§ Objective
Find out how many lines of the material contain the string "this" and give only that figure.

***** Dataset content *****

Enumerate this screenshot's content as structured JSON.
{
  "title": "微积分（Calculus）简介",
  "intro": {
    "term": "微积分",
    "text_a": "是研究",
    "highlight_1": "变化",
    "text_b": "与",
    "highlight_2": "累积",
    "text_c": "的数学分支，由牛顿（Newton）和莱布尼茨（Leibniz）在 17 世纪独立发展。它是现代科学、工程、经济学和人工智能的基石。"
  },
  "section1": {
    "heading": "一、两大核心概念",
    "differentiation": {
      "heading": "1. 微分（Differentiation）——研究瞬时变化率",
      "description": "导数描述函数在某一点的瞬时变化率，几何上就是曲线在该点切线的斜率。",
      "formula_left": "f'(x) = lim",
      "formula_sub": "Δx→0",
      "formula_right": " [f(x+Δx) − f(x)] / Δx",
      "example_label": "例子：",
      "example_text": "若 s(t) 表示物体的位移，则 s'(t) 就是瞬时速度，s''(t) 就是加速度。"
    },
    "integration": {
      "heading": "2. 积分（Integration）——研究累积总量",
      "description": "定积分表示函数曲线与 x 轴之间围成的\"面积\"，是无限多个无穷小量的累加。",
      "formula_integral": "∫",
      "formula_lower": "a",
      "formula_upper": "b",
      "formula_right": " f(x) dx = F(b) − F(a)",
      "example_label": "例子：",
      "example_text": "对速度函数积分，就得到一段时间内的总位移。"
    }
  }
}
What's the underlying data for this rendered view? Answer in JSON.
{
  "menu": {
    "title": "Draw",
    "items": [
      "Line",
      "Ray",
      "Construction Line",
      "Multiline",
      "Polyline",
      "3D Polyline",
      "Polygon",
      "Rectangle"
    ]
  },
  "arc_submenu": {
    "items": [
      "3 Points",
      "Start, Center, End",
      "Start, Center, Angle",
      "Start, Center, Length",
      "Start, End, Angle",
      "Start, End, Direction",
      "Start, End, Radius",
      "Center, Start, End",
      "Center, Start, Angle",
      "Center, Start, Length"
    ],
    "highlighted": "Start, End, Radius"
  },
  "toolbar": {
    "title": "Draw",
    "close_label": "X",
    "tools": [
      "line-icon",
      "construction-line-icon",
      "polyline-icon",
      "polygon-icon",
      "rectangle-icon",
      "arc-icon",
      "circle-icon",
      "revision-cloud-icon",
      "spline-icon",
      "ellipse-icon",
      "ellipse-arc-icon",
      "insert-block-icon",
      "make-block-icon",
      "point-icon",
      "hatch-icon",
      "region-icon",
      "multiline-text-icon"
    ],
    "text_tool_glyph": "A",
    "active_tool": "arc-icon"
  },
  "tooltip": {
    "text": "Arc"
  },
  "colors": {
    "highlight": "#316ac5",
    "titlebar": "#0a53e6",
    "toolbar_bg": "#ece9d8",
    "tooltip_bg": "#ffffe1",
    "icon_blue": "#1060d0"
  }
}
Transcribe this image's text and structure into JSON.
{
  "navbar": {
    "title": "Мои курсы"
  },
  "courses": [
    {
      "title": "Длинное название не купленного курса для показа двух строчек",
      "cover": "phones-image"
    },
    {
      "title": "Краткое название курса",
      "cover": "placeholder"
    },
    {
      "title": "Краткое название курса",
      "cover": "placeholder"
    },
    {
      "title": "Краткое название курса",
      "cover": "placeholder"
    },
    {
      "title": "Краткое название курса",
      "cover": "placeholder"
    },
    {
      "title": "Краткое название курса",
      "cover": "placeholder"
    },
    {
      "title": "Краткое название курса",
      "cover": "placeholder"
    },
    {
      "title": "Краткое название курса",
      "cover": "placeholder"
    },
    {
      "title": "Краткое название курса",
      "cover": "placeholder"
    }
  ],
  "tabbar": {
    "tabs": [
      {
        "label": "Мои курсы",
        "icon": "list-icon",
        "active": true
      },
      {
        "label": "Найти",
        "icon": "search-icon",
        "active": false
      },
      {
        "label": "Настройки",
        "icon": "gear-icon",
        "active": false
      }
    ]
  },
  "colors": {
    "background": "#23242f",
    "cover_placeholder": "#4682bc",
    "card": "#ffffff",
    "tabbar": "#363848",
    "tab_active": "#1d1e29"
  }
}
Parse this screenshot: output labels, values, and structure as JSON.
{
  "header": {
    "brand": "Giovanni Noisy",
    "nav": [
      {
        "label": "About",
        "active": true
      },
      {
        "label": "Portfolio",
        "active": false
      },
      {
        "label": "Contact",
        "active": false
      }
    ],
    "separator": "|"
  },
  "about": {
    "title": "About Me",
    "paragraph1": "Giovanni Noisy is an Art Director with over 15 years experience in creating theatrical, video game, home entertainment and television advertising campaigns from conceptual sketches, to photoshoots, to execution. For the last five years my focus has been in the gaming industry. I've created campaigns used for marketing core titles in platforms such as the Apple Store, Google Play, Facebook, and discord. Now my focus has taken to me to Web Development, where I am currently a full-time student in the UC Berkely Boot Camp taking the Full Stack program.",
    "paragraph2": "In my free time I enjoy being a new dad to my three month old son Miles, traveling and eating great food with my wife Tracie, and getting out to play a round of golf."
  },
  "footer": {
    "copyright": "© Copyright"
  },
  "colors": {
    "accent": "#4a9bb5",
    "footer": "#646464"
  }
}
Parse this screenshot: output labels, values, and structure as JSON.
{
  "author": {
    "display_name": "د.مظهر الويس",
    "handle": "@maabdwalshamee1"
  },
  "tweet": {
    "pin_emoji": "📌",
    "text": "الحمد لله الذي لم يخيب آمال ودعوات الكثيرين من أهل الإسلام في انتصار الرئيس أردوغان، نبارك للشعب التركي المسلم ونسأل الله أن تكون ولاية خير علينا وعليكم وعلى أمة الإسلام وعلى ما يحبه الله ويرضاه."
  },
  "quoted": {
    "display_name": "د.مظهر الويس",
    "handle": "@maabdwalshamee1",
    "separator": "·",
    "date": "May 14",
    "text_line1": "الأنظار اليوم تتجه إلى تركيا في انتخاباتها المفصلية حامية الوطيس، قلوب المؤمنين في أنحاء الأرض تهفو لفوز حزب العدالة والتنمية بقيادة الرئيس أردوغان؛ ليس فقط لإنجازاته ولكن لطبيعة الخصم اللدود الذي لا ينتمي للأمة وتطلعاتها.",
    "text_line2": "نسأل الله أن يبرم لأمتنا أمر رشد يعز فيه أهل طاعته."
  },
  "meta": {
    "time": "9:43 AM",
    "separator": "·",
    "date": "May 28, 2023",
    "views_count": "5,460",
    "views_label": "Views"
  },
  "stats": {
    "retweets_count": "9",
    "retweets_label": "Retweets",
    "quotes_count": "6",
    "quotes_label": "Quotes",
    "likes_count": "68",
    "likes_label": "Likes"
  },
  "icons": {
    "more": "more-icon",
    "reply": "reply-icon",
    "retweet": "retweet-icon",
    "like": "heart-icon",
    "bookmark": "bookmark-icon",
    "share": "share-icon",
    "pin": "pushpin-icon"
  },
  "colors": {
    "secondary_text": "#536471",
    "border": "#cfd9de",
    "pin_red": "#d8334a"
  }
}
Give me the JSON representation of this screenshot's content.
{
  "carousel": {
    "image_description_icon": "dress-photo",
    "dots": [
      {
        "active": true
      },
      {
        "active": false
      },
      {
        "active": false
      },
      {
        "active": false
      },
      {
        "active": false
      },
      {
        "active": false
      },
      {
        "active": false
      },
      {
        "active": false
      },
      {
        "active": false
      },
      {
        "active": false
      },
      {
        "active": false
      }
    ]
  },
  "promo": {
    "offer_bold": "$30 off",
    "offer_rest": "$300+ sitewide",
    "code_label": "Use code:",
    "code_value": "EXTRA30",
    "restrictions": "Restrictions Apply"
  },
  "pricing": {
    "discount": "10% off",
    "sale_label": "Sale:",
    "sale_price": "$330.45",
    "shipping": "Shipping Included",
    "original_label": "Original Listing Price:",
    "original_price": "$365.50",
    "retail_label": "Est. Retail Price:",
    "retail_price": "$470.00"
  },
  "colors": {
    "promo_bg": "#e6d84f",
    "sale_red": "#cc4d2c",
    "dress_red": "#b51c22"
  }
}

*****

§ Task solution
6